>> Start LISTED ENTRIES

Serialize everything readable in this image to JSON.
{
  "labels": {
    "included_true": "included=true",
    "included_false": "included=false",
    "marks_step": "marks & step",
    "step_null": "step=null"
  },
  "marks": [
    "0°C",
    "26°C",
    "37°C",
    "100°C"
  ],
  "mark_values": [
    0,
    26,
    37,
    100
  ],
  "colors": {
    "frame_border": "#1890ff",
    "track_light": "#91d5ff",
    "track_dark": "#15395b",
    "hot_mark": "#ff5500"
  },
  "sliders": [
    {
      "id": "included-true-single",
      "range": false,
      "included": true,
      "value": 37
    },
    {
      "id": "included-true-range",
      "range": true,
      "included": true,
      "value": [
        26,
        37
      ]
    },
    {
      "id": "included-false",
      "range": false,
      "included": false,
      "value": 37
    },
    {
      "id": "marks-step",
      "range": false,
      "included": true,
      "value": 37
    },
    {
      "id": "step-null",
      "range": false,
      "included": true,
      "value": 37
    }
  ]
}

>> End LISTED ENTRIES
>> Start LISTED ENTRIES

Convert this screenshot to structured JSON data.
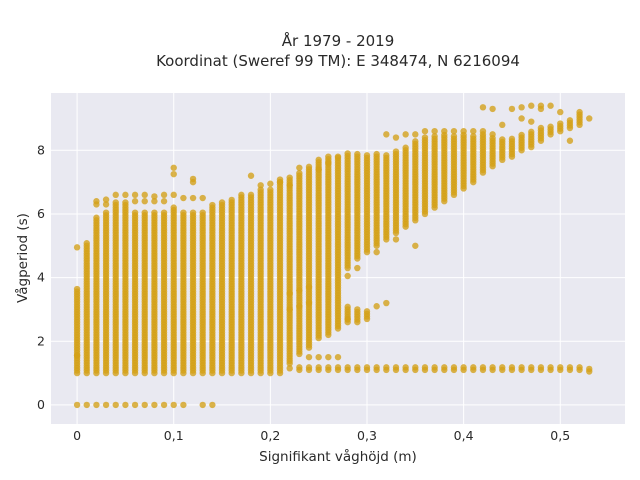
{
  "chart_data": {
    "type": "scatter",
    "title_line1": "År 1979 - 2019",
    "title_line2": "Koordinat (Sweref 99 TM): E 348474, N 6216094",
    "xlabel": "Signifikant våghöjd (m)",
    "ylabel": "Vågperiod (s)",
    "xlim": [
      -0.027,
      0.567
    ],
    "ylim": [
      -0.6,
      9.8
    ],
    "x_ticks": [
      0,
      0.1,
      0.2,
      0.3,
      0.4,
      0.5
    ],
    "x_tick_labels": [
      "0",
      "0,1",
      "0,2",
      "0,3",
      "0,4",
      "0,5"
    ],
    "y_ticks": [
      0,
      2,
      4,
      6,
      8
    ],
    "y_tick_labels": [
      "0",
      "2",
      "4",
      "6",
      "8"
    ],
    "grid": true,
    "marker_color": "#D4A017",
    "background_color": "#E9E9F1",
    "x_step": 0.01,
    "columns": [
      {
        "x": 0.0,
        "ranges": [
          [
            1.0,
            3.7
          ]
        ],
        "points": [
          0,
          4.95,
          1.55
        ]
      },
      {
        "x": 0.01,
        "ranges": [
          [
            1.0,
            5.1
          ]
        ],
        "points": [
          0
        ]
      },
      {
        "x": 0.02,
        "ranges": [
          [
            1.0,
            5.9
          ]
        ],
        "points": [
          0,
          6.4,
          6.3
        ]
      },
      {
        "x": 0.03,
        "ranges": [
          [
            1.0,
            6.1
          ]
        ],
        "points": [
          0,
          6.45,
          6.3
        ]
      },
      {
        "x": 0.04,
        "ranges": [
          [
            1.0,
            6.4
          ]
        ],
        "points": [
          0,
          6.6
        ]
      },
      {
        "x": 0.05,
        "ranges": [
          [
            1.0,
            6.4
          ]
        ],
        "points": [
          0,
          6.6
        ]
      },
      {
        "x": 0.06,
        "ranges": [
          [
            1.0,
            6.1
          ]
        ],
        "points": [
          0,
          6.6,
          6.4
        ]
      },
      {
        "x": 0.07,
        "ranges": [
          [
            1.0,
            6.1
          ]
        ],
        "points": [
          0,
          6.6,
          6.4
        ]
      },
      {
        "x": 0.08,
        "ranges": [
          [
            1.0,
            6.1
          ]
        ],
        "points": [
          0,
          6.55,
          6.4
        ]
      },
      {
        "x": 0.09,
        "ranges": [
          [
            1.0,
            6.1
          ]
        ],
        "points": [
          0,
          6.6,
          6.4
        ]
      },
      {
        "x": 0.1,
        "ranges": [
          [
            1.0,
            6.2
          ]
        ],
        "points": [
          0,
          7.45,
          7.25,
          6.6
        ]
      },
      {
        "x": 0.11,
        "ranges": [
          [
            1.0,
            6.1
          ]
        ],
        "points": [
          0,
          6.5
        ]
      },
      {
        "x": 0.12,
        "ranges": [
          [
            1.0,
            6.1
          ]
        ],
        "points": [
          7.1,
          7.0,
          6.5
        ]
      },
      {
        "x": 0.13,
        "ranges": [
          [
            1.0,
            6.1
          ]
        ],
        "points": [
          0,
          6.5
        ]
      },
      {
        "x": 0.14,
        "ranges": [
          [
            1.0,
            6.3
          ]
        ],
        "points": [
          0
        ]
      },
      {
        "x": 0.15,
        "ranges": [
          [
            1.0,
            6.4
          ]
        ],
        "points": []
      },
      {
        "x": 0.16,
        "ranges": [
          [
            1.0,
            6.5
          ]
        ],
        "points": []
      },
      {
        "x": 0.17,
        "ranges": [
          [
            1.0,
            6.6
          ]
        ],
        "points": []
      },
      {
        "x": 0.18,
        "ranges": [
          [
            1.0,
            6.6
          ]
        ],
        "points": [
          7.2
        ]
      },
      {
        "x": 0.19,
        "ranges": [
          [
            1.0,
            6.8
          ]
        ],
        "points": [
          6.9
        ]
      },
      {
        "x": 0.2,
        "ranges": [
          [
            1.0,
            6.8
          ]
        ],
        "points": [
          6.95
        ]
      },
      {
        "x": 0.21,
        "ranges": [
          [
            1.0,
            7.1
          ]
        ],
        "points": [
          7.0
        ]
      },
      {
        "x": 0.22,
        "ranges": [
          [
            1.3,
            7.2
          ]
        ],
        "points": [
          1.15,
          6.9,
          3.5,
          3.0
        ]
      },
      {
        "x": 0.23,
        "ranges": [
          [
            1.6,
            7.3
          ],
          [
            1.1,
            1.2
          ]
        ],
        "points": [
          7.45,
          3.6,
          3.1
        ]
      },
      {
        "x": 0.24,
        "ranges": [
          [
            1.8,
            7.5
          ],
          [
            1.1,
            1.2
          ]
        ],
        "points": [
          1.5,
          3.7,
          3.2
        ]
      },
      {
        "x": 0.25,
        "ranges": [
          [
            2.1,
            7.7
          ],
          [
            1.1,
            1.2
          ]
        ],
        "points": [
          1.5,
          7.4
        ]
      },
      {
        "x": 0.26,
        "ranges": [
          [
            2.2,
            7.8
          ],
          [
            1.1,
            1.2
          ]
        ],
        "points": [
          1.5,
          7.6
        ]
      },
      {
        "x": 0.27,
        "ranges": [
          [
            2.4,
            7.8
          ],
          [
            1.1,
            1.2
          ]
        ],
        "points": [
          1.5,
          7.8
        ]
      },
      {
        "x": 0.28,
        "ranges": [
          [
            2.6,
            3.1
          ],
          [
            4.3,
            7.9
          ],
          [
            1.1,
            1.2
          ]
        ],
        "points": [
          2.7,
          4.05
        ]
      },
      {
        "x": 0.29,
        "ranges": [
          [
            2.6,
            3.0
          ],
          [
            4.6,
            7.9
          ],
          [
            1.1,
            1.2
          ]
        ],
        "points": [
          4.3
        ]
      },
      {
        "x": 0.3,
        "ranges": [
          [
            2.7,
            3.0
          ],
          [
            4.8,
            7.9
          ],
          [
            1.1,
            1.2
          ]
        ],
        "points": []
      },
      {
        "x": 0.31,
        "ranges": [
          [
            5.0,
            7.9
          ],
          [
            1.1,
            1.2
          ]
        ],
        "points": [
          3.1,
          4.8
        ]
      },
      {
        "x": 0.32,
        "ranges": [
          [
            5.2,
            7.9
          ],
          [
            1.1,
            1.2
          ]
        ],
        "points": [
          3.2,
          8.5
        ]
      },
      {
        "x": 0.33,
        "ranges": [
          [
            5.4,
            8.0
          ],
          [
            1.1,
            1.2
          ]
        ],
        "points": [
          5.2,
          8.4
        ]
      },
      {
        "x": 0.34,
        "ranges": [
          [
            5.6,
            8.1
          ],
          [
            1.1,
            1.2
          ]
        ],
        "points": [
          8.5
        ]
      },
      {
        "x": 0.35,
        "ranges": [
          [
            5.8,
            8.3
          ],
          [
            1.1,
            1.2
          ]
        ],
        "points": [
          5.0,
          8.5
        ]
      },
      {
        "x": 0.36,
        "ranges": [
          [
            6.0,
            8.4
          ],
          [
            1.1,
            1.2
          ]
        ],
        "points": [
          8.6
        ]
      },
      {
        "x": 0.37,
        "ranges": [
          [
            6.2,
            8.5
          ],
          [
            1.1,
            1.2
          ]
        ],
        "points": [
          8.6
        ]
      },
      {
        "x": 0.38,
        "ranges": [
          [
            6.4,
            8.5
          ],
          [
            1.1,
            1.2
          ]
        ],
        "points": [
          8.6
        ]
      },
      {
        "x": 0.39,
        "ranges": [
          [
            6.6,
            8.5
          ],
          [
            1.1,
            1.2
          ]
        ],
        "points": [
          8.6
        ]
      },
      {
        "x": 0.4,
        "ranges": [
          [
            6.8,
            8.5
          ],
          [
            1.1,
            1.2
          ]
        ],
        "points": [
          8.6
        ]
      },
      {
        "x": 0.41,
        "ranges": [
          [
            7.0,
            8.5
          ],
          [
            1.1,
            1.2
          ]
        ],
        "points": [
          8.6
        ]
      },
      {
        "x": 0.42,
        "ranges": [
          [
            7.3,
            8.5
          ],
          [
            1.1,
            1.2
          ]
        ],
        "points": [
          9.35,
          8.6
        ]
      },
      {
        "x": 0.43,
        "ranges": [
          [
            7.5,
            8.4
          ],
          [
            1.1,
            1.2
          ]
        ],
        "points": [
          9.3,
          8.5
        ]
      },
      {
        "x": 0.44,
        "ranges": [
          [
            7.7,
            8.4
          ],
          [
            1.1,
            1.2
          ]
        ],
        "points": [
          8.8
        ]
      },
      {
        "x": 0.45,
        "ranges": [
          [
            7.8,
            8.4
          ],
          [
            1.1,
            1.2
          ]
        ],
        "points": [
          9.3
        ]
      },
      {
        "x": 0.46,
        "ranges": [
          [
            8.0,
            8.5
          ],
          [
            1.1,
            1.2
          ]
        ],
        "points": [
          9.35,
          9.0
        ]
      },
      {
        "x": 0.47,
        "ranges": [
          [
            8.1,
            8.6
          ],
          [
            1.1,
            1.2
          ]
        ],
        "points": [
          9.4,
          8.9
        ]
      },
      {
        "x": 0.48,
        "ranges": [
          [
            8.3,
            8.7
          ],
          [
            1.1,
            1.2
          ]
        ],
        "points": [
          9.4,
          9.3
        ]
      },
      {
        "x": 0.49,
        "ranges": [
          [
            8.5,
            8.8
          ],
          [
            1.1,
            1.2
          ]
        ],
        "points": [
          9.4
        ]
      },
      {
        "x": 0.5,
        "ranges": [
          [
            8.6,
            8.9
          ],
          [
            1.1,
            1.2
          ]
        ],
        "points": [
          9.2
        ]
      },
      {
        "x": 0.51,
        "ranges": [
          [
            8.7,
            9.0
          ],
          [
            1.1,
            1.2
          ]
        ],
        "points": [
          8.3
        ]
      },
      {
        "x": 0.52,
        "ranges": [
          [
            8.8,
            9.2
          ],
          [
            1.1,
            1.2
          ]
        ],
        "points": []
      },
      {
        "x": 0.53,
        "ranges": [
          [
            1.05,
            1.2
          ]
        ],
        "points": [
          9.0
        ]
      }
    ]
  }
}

>> End LISTED ENTRIES
>> Start LISTED ENTRIES

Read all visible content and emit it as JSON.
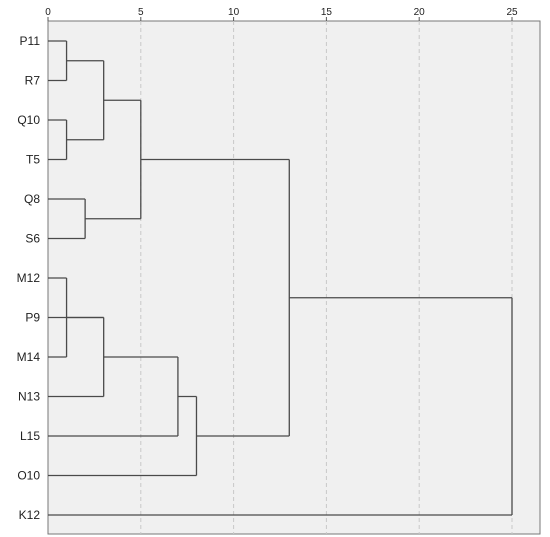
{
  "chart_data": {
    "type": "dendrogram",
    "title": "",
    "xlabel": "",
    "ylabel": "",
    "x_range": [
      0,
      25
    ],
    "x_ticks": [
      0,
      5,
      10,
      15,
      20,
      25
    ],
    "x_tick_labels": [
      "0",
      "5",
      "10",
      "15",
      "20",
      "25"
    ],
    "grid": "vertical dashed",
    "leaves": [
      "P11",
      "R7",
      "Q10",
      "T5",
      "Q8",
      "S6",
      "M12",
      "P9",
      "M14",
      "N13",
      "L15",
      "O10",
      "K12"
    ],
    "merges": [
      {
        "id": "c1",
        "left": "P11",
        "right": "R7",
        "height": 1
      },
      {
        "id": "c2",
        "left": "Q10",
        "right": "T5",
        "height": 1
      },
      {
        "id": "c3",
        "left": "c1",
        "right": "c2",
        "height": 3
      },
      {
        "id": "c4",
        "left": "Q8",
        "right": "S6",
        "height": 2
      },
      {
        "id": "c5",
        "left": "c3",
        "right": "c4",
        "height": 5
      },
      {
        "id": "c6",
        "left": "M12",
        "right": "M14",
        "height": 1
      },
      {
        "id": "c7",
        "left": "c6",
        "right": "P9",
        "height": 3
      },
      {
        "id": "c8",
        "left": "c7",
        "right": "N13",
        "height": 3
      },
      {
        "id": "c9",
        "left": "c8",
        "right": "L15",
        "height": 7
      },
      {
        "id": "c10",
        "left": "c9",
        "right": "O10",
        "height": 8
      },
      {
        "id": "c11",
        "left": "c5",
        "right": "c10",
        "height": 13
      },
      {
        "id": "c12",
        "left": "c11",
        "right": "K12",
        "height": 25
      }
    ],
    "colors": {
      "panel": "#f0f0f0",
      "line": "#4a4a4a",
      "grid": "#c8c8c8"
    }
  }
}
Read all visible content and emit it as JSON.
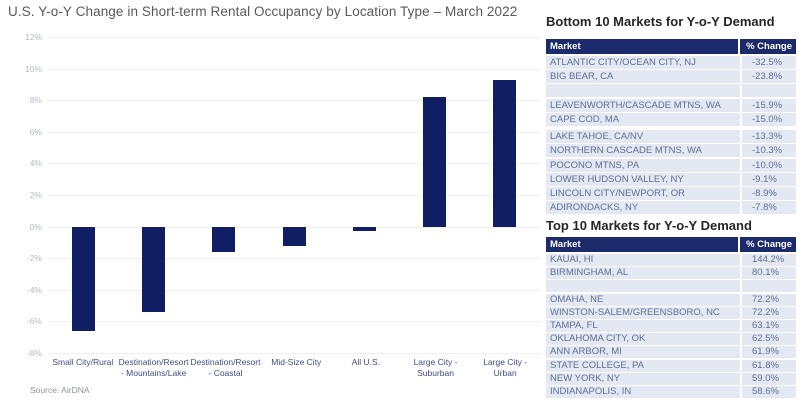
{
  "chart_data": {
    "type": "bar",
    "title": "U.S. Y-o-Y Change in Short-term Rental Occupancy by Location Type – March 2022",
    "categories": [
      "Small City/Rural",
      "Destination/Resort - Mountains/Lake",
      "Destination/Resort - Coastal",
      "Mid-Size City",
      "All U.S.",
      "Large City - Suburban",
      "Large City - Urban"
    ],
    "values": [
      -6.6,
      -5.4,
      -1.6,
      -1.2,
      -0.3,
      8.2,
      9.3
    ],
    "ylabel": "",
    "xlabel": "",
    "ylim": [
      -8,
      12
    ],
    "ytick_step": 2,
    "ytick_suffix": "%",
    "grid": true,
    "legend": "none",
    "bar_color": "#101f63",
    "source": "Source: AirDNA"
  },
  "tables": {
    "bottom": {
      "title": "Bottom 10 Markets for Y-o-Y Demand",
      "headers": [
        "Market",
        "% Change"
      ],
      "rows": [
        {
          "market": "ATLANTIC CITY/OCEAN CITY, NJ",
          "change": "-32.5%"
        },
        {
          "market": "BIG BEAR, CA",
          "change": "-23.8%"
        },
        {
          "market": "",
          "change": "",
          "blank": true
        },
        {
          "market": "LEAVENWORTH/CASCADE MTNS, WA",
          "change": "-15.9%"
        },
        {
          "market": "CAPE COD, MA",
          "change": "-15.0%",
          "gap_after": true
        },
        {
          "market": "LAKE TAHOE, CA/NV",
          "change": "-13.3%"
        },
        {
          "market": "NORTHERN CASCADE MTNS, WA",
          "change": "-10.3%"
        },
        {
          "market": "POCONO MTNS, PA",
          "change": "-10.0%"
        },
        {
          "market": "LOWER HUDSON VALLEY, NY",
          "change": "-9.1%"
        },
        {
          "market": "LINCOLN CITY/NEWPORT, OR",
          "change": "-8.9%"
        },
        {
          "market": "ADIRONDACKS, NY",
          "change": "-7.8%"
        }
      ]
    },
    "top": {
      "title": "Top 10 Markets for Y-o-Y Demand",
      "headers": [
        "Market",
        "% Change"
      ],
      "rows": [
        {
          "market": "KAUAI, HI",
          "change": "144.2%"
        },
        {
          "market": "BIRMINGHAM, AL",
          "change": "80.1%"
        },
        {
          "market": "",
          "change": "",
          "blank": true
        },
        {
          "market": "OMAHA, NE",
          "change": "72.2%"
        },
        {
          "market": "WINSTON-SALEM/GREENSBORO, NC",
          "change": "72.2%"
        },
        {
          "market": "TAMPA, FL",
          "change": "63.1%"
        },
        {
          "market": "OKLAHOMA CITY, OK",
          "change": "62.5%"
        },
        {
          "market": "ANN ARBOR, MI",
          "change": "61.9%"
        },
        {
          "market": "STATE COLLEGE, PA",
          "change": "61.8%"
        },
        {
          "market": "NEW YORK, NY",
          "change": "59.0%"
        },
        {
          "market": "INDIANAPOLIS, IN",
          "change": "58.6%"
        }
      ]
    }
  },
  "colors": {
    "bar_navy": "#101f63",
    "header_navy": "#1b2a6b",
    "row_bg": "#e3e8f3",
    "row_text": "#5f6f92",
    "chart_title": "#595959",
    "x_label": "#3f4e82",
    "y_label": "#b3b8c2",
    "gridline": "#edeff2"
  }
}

>> End LISTED ENTRIES

TO DO: Filter out every line that lacks the word "Resort", and copy the rest.

ANSWER IN FULL:
      "Destination/Resort - Mountains/Lake",
      "Destination/Resort - Coastal",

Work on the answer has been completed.